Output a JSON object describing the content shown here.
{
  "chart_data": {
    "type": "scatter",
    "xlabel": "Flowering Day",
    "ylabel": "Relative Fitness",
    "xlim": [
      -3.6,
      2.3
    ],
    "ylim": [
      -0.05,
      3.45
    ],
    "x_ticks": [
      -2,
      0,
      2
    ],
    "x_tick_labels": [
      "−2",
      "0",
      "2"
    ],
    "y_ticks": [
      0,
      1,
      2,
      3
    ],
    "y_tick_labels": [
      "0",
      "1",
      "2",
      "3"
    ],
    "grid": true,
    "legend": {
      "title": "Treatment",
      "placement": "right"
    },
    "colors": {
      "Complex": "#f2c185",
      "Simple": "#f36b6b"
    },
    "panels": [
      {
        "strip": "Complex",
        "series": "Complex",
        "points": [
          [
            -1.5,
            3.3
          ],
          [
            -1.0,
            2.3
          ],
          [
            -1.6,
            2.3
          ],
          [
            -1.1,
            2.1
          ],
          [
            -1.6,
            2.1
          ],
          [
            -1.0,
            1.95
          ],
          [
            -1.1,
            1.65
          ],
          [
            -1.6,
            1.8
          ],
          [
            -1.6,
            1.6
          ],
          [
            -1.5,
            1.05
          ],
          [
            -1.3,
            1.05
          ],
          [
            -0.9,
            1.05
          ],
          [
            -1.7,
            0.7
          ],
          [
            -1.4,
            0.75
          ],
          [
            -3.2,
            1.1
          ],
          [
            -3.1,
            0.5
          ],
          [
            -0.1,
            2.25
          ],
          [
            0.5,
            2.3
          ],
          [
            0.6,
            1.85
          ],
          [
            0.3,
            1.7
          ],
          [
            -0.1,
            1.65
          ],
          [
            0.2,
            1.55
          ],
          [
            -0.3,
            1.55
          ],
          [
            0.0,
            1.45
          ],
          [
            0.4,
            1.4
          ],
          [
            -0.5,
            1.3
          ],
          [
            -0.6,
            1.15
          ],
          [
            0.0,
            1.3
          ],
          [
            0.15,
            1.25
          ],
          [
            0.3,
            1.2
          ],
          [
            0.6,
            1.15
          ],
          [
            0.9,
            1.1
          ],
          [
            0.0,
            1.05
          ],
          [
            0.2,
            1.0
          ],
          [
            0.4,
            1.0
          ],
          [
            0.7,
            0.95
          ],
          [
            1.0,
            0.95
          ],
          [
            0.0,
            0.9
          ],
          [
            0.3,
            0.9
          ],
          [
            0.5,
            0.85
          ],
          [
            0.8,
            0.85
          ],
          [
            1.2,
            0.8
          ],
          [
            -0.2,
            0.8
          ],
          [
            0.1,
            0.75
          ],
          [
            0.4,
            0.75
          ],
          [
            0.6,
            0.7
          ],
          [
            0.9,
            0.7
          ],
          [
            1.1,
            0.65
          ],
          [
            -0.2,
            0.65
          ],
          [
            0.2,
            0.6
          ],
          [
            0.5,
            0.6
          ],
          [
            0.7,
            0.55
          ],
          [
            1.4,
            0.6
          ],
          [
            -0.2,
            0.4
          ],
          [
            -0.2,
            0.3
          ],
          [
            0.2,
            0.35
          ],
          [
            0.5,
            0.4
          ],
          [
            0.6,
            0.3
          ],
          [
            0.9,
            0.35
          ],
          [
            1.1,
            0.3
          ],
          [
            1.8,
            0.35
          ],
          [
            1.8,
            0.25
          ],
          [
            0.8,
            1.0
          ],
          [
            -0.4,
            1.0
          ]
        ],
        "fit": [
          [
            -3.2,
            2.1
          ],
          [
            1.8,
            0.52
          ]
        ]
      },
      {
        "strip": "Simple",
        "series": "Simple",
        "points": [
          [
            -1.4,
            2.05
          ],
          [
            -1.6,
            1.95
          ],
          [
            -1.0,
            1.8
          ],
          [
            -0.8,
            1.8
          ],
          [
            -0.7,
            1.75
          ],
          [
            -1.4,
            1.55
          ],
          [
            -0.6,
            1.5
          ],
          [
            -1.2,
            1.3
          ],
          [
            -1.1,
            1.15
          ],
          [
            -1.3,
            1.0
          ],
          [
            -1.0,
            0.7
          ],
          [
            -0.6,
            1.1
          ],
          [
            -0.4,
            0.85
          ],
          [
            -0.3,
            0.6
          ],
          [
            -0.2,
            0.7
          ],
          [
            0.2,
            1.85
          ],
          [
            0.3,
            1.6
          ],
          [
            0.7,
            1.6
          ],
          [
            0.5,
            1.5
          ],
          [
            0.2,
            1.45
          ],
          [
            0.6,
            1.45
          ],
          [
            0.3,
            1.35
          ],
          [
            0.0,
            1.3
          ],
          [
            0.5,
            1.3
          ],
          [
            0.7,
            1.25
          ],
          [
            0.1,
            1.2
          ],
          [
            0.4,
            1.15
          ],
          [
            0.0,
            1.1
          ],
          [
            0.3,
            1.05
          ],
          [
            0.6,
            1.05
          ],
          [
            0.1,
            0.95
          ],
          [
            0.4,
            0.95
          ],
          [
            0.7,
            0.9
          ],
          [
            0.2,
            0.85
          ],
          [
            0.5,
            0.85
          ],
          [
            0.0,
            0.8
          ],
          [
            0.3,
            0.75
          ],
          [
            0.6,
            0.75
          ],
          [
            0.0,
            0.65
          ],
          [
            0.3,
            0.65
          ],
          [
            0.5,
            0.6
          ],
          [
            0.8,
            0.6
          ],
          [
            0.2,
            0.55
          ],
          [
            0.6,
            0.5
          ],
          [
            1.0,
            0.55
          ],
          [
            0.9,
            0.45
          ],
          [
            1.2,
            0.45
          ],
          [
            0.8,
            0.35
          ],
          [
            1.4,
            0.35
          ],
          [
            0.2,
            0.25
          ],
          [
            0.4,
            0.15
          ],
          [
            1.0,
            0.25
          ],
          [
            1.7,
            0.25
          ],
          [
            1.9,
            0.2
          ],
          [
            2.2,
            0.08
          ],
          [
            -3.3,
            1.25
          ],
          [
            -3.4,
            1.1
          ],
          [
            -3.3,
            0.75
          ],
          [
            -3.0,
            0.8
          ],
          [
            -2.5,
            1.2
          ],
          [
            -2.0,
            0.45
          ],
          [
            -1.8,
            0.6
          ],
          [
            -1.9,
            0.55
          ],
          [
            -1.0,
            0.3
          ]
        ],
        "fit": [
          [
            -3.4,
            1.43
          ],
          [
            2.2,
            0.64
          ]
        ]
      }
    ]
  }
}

### [WORK INSTRUCTIONS]
Look through the material above and work out how many of its lines contain "Complex". State the number only.

### [THE SOLUTION]
3